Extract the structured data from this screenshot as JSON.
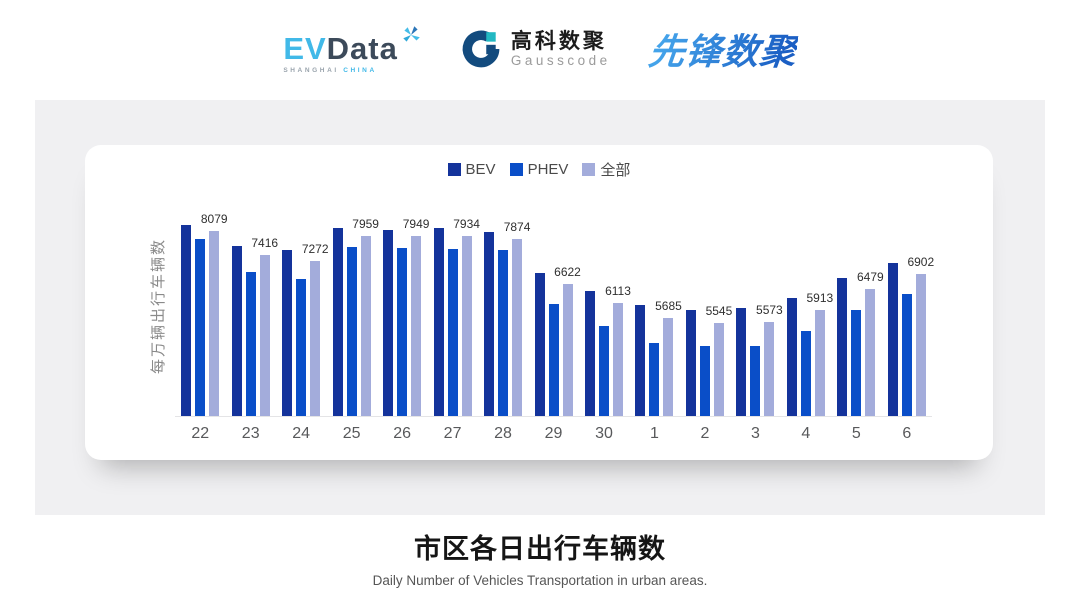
{
  "header": {
    "evdata": {
      "part_blue": "EV",
      "part_dark": "Data",
      "sub_left": "SHANGHAI",
      "sub_right": "CHINA"
    },
    "gausscode": {
      "name_cn": "高科数聚",
      "name_en": "Gausscode"
    },
    "xianfeng": {
      "name": "先锋数聚"
    }
  },
  "colors": {
    "panel_bg": "#F0F0F2",
    "card_bg": "#FFFFFF",
    "bev": "#14339B",
    "phev": "#0A4EC8",
    "all": "#A3ACDB",
    "evdata_blue": "#41B9E8",
    "evdata_dark": "#3C4A5A",
    "gausscode_navy": "#134B7E",
    "gausscode_teal": "#22B8C2",
    "xianfeng_blue": "#1B5FC4"
  },
  "chart_data": {
    "type": "bar",
    "title": "",
    "ylabel": "每万辆出行车辆数",
    "xlabel": "",
    "categories": [
      "22",
      "23",
      "24",
      "25",
      "26",
      "27",
      "28",
      "29",
      "30",
      "1",
      "2",
      "3",
      "4",
      "5",
      "6"
    ],
    "series": [
      {
        "key": "bev",
        "name": "BEV",
        "color": "#14339B",
        "values": [
          8235,
          7671,
          7573,
          8159,
          8124,
          8164,
          8055,
          6923,
          6422,
          6049,
          5909,
          5956,
          6233,
          6799,
          7211
        ]
      },
      {
        "key": "phev",
        "name": "PHEV",
        "color": "#0A4EC8",
        "values": [
          7871,
          6959,
          6771,
          7639,
          7621,
          7597,
          7554,
          6075,
          5473,
          5017,
          4924,
          4933,
          5346,
          5912,
          6355
        ]
      },
      {
        "key": "all",
        "name": "全部",
        "color": "#A3ACDB",
        "labels_shown": true,
        "values": [
          8079,
          7416,
          7272,
          7959,
          7949,
          7934,
          7874,
          6622,
          6113,
          5685,
          5545,
          5573,
          5913,
          6479,
          6902
        ]
      }
    ],
    "data_labels": [
      8079,
      7416,
      7272,
      7959,
      7949,
      7934,
      7874,
      6622,
      6113,
      5685,
      5545,
      5573,
      5913,
      6479,
      6902
    ],
    "ylim": [
      3000,
      9100
    ],
    "grid": false,
    "legend_position": "top"
  },
  "footer": {
    "title": "市区各日出行车辆数",
    "subtitle": "Daily Number of Vehicles Transportation in urban areas."
  }
}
——————
## [Given request]
From the records given above, reproduce all text exactly and exclude each picture.

## [Full response]
Extract the structured data from this screenshot as JSON.
{
  "header": {
    "evdata": {
      "part_blue": "EV",
      "part_dark": "Data",
      "sub_left": "SHANGHAI",
      "sub_right": "CHINA"
    },
    "gausscode": {
      "name_cn": "高科数聚",
      "name_en": "Gausscode"
    },
    "xianfeng": {
      "name": "先锋数聚"
    }
  },
  "colors": {
    "panel_bg": "#F0F0F2",
    "card_bg": "#FFFFFF",
    "bev": "#14339B",
    "phev": "#0A4EC8",
    "all": "#A3ACDB",
    "evdata_blue": "#41B9E8",
    "evdata_dark": "#3C4A5A",
    "gausscode_navy": "#134B7E",
    "gausscode_teal": "#22B8C2",
    "xianfeng_blue": "#1B5FC4"
  },
  "chart_data": {
    "type": "bar",
    "title": "",
    "ylabel": "每万辆出行车辆数",
    "xlabel": "",
    "categories": [
      "22",
      "23",
      "24",
      "25",
      "26",
      "27",
      "28",
      "29",
      "30",
      "1",
      "2",
      "3",
      "4",
      "5",
      "6"
    ],
    "series": [
      {
        "key": "bev",
        "name": "BEV",
        "color": "#14339B",
        "values": [
          8235,
          7671,
          7573,
          8159,
          8124,
          8164,
          8055,
          6923,
          6422,
          6049,
          5909,
          5956,
          6233,
          6799,
          7211
        ]
      },
      {
        "key": "phev",
        "name": "PHEV",
        "color": "#0A4EC8",
        "values": [
          7871,
          6959,
          6771,
          7639,
          7621,
          7597,
          7554,
          6075,
          5473,
          5017,
          4924,
          4933,
          5346,
          5912,
          6355
        ]
      },
      {
        "key": "all",
        "name": "全部",
        "color": "#A3ACDB",
        "labels_shown": true,
        "values": [
          8079,
          7416,
          7272,
          7959,
          7949,
          7934,
          7874,
          6622,
          6113,
          5685,
          5545,
          5573,
          5913,
          6479,
          6902
        ]
      }
    ],
    "data_labels": [
      8079,
      7416,
      7272,
      7959,
      7949,
      7934,
      7874,
      6622,
      6113,
      5685,
      5545,
      5573,
      5913,
      6479,
      6902
    ],
    "ylim": [
      3000,
      9100
    ],
    "grid": false,
    "legend_position": "top"
  },
  "footer": {
    "title": "市区各日出行车辆数",
    "subtitle": "Daily Number of Vehicles Transportation in urban areas."
  }
}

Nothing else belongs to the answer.